→ Exercise description
Wherever the word "name" appears in the entries, copy the whole line.

→ Material supplied
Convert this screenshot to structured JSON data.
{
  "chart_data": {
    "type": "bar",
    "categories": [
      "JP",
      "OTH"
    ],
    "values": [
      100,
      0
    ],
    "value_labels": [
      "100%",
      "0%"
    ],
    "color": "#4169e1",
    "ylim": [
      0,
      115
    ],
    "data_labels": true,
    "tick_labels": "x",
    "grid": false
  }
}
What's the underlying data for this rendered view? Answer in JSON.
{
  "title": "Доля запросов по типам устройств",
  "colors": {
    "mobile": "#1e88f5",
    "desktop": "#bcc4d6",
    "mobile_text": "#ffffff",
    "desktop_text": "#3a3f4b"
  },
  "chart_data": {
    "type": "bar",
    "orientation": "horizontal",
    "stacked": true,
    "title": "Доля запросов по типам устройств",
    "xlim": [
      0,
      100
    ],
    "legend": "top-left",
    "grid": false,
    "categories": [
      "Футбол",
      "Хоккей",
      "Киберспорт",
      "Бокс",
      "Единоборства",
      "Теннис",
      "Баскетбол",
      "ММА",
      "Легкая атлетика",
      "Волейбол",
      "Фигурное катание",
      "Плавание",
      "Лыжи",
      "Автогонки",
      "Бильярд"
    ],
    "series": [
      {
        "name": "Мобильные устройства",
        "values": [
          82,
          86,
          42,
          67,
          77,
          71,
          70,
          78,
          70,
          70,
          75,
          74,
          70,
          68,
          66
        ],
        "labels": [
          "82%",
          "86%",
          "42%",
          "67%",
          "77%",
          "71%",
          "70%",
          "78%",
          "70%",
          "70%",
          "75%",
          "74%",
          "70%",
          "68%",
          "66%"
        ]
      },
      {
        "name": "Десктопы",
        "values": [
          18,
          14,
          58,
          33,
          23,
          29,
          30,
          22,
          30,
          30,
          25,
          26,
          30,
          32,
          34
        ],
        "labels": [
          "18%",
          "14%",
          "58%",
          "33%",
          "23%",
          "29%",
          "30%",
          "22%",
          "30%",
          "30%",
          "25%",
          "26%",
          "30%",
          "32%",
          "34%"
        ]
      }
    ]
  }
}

→ Solution
        "name": "Мобильные устройства",
        "name": "Десктопы",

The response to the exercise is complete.